Work instructions:
Copy out every line of the records below, swapping each occurrence of "x-tick-label" for "x-axis-label" and leaving everything else unchanged.

Element region listings:
════════════════

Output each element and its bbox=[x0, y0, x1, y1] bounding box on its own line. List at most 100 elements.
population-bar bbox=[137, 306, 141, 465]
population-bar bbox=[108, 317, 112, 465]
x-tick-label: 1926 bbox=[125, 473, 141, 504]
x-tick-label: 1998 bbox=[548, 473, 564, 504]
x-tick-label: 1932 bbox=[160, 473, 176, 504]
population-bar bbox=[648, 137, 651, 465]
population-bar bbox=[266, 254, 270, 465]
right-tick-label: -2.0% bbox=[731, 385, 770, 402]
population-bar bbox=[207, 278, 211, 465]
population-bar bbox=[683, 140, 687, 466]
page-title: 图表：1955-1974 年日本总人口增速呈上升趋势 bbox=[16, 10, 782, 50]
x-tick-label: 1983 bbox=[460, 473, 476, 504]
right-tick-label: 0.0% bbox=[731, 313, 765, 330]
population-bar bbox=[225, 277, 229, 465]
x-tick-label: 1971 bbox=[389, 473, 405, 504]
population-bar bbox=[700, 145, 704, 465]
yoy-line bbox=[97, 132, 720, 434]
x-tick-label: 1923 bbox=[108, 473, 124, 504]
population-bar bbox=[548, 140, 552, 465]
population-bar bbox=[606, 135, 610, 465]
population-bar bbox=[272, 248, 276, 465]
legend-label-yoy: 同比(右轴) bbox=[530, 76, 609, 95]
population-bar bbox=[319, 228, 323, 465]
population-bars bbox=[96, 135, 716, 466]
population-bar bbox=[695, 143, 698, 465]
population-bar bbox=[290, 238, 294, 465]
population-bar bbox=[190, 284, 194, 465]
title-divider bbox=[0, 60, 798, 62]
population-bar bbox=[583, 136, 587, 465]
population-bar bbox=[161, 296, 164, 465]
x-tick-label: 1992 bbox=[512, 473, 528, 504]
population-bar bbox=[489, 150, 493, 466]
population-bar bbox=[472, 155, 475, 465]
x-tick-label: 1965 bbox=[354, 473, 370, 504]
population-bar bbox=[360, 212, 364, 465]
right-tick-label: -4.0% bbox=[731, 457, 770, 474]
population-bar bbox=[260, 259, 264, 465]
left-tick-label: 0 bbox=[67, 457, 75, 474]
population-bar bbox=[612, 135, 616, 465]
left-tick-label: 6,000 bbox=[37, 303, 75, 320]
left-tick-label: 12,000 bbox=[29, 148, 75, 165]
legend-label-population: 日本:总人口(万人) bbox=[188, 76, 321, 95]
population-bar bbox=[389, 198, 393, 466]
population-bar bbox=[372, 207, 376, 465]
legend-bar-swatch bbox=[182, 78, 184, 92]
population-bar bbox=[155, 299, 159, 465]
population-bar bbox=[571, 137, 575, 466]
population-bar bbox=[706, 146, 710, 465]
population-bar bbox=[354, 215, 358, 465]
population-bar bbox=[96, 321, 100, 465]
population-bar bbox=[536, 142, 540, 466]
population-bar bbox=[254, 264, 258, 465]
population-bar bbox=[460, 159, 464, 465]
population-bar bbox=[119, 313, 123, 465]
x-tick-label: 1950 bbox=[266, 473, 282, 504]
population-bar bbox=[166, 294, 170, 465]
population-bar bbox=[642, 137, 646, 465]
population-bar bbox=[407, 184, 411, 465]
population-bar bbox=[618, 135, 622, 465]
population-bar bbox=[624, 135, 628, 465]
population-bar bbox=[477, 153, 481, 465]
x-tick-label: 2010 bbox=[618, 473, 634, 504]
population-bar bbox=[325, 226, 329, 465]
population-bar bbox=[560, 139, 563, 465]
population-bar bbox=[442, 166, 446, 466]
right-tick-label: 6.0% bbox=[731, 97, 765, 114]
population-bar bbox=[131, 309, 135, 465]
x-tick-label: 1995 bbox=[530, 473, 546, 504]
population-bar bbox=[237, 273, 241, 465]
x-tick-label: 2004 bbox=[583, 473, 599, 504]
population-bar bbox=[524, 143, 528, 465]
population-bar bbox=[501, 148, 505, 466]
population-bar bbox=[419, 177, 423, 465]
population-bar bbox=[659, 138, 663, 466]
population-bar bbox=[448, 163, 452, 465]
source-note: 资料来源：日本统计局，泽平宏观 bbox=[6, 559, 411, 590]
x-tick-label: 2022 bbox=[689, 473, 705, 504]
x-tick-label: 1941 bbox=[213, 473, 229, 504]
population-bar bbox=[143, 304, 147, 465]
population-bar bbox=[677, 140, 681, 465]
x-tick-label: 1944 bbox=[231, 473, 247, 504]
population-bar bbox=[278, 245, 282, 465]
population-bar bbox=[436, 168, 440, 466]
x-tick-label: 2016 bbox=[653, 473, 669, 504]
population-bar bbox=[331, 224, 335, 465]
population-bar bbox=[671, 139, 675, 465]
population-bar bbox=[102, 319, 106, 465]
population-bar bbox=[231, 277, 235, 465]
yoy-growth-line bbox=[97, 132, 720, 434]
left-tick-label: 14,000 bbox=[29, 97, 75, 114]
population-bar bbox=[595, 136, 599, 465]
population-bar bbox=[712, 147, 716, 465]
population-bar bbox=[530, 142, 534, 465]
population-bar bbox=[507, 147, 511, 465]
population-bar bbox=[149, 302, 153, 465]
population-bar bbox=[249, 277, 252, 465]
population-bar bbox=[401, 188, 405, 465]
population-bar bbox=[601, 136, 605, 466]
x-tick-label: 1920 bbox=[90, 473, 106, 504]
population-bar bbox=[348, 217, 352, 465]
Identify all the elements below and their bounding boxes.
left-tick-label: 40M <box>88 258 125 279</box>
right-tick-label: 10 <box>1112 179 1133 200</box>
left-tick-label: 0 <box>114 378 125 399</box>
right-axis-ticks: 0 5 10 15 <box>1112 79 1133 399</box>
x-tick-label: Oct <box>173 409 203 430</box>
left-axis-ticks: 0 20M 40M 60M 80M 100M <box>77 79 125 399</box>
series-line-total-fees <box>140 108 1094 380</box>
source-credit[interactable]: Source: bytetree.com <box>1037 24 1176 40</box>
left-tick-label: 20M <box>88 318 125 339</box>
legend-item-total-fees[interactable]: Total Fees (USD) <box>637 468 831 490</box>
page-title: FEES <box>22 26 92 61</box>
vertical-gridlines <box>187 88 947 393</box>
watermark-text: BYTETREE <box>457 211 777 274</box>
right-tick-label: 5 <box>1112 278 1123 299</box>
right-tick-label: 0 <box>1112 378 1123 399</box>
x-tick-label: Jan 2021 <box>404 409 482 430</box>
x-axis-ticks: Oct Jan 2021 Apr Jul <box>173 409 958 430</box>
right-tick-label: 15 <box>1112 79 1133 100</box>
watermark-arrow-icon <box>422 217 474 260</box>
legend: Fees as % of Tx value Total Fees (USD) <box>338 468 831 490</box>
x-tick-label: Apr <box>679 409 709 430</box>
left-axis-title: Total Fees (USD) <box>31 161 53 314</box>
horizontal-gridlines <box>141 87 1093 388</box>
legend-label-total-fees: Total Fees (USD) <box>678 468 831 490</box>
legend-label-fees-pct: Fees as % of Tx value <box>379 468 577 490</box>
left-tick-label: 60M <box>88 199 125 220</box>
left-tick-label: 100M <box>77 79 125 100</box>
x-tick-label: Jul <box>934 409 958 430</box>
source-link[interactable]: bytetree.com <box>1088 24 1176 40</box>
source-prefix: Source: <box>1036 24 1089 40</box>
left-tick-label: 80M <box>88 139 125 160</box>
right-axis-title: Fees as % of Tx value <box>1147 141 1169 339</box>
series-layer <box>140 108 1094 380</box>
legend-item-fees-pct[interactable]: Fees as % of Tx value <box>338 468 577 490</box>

════════════════

Solution to the exercise:
Output each element and its bbox=[x0, y0, x1, y1] bounding box on its own line. List at most 100 elements.
population-bar bbox=[137, 306, 141, 465]
population-bar bbox=[108, 317, 112, 465]
x-axis-label: 1926 bbox=[125, 473, 141, 504]
x-axis-label: 1998 bbox=[548, 473, 564, 504]
x-axis-label: 1932 bbox=[160, 473, 176, 504]
population-bar bbox=[648, 137, 651, 465]
population-bar bbox=[266, 254, 270, 465]
right-tick-label: -2.0% bbox=[731, 385, 770, 402]
population-bar bbox=[207, 278, 211, 465]
population-bar bbox=[683, 140, 687, 466]
page-title: 图表：1955-1974 年日本总人口增速呈上升趋势 bbox=[16, 10, 782, 50]
x-axis-label: 1983 bbox=[460, 473, 476, 504]
right-tick-label: 0.0% bbox=[731, 313, 765, 330]
population-bar bbox=[225, 277, 229, 465]
x-axis-label: 1971 bbox=[389, 473, 405, 504]
population-bar bbox=[700, 145, 704, 465]
yoy-line bbox=[97, 132, 720, 434]
x-axis-label: 1923 bbox=[108, 473, 124, 504]
population-bar bbox=[548, 140, 552, 465]
population-bar bbox=[606, 135, 610, 465]
population-bar bbox=[272, 248, 276, 465]
legend-label-yoy: 同比(右轴) bbox=[530, 76, 609, 95]
population-bar bbox=[319, 228, 323, 465]
population-bars bbox=[96, 135, 716, 466]
population-bar bbox=[695, 143, 698, 465]
population-bar bbox=[290, 238, 294, 465]
population-bar bbox=[190, 284, 194, 465]
title-divider bbox=[0, 60, 798, 62]
population-bar bbox=[583, 136, 587, 465]
population-bar bbox=[161, 296, 164, 465]
x-axis-label: 1992 bbox=[512, 473, 528, 504]
population-bar bbox=[489, 150, 493, 466]
population-bar bbox=[472, 155, 475, 465]
x-axis-label: 1965 bbox=[354, 473, 370, 504]
population-bar bbox=[360, 212, 364, 465]
right-tick-label: -4.0% bbox=[731, 457, 770, 474]
population-bar bbox=[260, 259, 264, 465]
left-tick-label: 0 bbox=[67, 457, 75, 474]
population-bar bbox=[612, 135, 616, 465]
left-tick-label: 6,000 bbox=[37, 303, 75, 320]
left-tick-label: 12,000 bbox=[29, 148, 75, 165]
legend-label-population: 日本:总人口(万人) bbox=[188, 76, 321, 95]
population-bar bbox=[389, 198, 393, 466]
population-bar bbox=[372, 207, 376, 465]
legend-bar-swatch bbox=[182, 78, 184, 92]
population-bar bbox=[155, 299, 159, 465]
population-bar bbox=[571, 137, 575, 466]
population-bar bbox=[706, 146, 710, 465]
population-bar bbox=[354, 215, 358, 465]
population-bar bbox=[96, 321, 100, 465]
population-bar bbox=[536, 142, 540, 466]
population-bar bbox=[254, 264, 258, 465]
population-bar bbox=[460, 159, 464, 465]
population-bar bbox=[119, 313, 123, 465]
x-axis-label: 1950 bbox=[266, 473, 282, 504]
population-bar bbox=[166, 294, 170, 465]
population-bar bbox=[642, 137, 646, 465]
population-bar bbox=[407, 184, 411, 465]
population-bar bbox=[618, 135, 622, 465]
population-bar bbox=[624, 135, 628, 465]
population-bar bbox=[477, 153, 481, 465]
x-axis-label: 2010 bbox=[618, 473, 634, 504]
population-bar bbox=[325, 226, 329, 465]
population-bar bbox=[560, 139, 563, 465]
population-bar bbox=[442, 166, 446, 466]
right-tick-label: 6.0% bbox=[731, 97, 765, 114]
population-bar bbox=[131, 309, 135, 465]
x-axis-label: 1995 bbox=[530, 473, 546, 504]
population-bar bbox=[237, 273, 241, 465]
x-axis-label: 2004 bbox=[583, 473, 599, 504]
population-bar bbox=[524, 143, 528, 465]
population-bar bbox=[501, 148, 505, 466]
population-bar bbox=[419, 177, 423, 465]
population-bar bbox=[659, 138, 663, 466]
population-bar bbox=[448, 163, 452, 465]
source-note: 资料来源：日本统计局，泽平宏观 bbox=[6, 559, 411, 590]
x-axis-label: 2022 bbox=[689, 473, 705, 504]
x-axis-label: 1941 bbox=[213, 473, 229, 504]
population-bar bbox=[143, 304, 147, 465]
population-bar bbox=[677, 140, 681, 465]
x-axis-label: 1944 bbox=[231, 473, 247, 504]
population-bar bbox=[278, 245, 282, 465]
population-bar bbox=[436, 168, 440, 466]
x-axis-label: 2016 bbox=[653, 473, 669, 504]
population-bar bbox=[331, 224, 335, 465]
population-bar bbox=[671, 139, 675, 465]
population-bar bbox=[102, 319, 106, 465]
population-bar bbox=[231, 277, 235, 465]
yoy-growth-line bbox=[97, 132, 720, 434]
left-tick-label: 14,000 bbox=[29, 97, 75, 114]
population-bar bbox=[595, 136, 599, 465]
population-bar bbox=[712, 147, 716, 465]
population-bar bbox=[530, 142, 534, 465]
population-bar bbox=[507, 147, 511, 465]
population-bar bbox=[149, 302, 153, 465]
population-bar bbox=[249, 277, 252, 465]
population-bar bbox=[401, 188, 405, 465]
population-bar bbox=[601, 136, 605, 466]
x-axis-label: 1920 bbox=[90, 473, 106, 504]
population-bar bbox=[348, 217, 352, 465]
Identify all the elements below and their bounding boxes.
left-tick-label: 40M <box>88 258 125 279</box>
right-tick-label: 10 <box>1112 179 1133 200</box>
left-tick-label: 0 <box>114 378 125 399</box>
right-axis-ticks: 0 5 10 15 <box>1112 79 1133 399</box>
x-axis-label: Oct <box>173 409 203 430</box>
left-axis-ticks: 0 20M 40M 60M 80M 100M <box>77 79 125 399</box>
series-line-total-fees <box>140 108 1094 380</box>
source-credit[interactable]: Source: bytetree.com <box>1037 24 1176 40</box>
left-tick-label: 20M <box>88 318 125 339</box>
legend-item-total-fees[interactable]: Total Fees (USD) <box>637 468 831 490</box>
page-title: FEES <box>22 26 92 61</box>
vertical-gridlines <box>187 88 947 393</box>
watermark-text: BYTETREE <box>457 211 777 274</box>
right-tick-label: 5 <box>1112 278 1123 299</box>
right-tick-label: 0 <box>1112 378 1123 399</box>
x-axis-label: Jan 2021 <box>404 409 482 430</box>
x-axis-ticks: Oct Jan 2021 Apr Jul <box>173 409 958 430</box>
right-tick-label: 15 <box>1112 79 1133 100</box>
watermark-arrow-icon <box>422 217 474 260</box>
legend: Fees as % of Tx value Total Fees (USD) <box>338 468 831 490</box>
x-axis-label: Apr <box>679 409 709 430</box>
left-axis-title: Total Fees (USD) <box>31 161 53 314</box>
horizontal-gridlines <box>141 87 1093 388</box>
legend-label-total-fees: Total Fees (USD) <box>678 468 831 490</box>
legend-label-fees-pct: Fees as % of Tx value <box>379 468 577 490</box>
left-tick-label: 60M <box>88 199 125 220</box>
left-tick-label: 100M <box>77 79 125 100</box>
x-axis-label: Jul <box>934 409 958 430</box>
source-link[interactable]: bytetree.com <box>1088 24 1176 40</box>
source-prefix: Source: <box>1036 24 1089 40</box>
left-tick-label: 80M <box>88 139 125 160</box>
right-axis-title: Fees as % of Tx value <box>1147 141 1169 339</box>
series-layer <box>140 108 1094 380</box>
legend-item-fees-pct[interactable]: Fees as % of Tx value <box>338 468 577 490</box>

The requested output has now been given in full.